◆ What to work on
Wherever the string "BUPATI" appears in the listing, copy that line.

◆ Data for processing
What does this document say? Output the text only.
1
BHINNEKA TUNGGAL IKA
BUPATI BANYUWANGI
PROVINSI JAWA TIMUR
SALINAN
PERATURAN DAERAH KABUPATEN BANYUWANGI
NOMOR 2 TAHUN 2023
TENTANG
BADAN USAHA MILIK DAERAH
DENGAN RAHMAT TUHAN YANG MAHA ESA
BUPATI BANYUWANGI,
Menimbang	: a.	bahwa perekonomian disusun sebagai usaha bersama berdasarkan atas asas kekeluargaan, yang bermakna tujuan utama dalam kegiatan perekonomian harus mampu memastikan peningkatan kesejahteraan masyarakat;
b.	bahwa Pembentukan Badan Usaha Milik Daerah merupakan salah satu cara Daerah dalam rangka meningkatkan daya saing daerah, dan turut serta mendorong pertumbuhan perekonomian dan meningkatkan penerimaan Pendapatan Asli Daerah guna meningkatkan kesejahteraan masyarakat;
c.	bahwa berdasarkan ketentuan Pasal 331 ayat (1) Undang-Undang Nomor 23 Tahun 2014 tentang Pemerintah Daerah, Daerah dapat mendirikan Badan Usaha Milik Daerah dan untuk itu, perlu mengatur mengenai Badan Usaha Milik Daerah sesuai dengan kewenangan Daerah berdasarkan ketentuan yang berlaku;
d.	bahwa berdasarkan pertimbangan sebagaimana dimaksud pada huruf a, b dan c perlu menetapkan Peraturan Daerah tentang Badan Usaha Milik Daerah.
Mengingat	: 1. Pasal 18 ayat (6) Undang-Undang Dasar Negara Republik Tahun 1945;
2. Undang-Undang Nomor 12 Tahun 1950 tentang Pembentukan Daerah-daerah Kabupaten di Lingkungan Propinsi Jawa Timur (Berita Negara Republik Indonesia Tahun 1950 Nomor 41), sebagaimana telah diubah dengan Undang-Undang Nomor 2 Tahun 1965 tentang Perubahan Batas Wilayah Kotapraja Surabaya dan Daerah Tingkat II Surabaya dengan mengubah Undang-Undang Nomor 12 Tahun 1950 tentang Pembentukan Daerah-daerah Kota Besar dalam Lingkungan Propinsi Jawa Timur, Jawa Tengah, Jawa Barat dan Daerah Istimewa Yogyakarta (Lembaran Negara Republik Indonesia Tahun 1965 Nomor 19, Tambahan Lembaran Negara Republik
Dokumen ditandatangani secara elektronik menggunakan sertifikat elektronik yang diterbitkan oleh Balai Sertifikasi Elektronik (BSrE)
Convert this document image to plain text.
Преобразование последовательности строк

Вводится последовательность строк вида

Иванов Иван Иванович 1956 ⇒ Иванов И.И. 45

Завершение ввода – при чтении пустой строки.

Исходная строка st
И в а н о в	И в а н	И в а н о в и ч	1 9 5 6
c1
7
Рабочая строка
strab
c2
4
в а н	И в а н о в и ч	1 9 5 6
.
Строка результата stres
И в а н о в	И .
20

◆ The solution
BUPATI BANYUWANGI
BUPATI BANYUWANGI,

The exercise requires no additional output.